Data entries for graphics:
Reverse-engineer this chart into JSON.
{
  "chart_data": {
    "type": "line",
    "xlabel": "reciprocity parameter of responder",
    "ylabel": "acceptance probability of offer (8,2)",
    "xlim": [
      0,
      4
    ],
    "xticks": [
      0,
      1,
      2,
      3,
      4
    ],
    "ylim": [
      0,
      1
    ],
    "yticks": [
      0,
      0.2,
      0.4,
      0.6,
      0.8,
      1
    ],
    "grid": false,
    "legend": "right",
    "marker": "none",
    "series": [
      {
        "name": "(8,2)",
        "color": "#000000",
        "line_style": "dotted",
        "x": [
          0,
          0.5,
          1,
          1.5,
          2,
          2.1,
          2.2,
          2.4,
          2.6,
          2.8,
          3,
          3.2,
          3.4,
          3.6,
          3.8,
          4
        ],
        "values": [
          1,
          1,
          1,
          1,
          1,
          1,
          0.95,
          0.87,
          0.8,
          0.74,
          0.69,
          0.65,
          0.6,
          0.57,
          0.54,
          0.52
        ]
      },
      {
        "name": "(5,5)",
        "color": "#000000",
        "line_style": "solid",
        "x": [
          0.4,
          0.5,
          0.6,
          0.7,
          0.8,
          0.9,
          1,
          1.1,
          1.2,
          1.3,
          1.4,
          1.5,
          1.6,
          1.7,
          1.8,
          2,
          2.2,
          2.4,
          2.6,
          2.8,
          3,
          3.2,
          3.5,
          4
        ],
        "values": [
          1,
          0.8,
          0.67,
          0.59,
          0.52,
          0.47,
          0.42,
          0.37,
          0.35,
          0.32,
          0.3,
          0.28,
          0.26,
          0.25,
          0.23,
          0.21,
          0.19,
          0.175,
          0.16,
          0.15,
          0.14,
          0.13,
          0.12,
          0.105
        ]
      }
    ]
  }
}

• Exercise goal:
Quote all the records exactly, please, leaving none out.

• Exercise response:
Reverse-engineer this chart into JSON.
{
  "chart_data": {
    "type": "line",
    "xlabel": "reciprocity parameter of responder",
    "ylabel": "acceptance probability of offer (8,2)",
    "xlim": [
      0,
      4
    ],
    "xticks": [
      0,
      1,
      2,
      3,
      4
    ],
    "ylim": [
      0,
      1
    ],
    "yticks": [
      0,
      0.2,
      0.4,
      0.6,
      0.8,
      1
    ],
    "grid": false,
    "legend": "right",
    "marker": "none",
    "series": [
      {
        "name": "(8,2)",
        "color": "#000000",
        "line_style": "dotted",
        "x": [
          0,
          0.5,
          1,
          1.5,
          2,
          2.1,
          2.2,
          2.4,
          2.6,
          2.8,
          3,
          3.2,
          3.4,
          3.6,
          3.8,
          4
        ],
        "values": [
          1,
          1,
          1,
          1,
          1,
          1,
          0.95,
          0.87,
          0.8,
          0.74,
          0.69,
          0.65,
          0.6,
          0.57,
          0.54,
          0.52
        ]
      },
      {
        "name": "(5,5)",
        "color": "#000000",
        "line_style": "solid",
        "x": [
          0.4,
          0.5,
          0.6,
          0.7,
          0.8,
          0.9,
          1,
          1.1,
          1.2,
          1.3,
          1.4,
          1.5,
          1.6,
          1.7,
          1.8,
          2,
          2.2,
          2.4,
          2.6,
          2.8,
          3,
          3.2,
          3.5,
          4
        ],
        "values": [
          1,
          0.8,
          0.67,
          0.59,
          0.52,
          0.47,
          0.42,
          0.37,
          0.35,
          0.32,
          0.3,
          0.28,
          0.26,
          0.25,
          0.23,
          0.21,
          0.19,
          0.175,
          0.16,
          0.15,
          0.14,
          0.13,
          0.12,
          0.105
        ]
      }
    ]
  }
}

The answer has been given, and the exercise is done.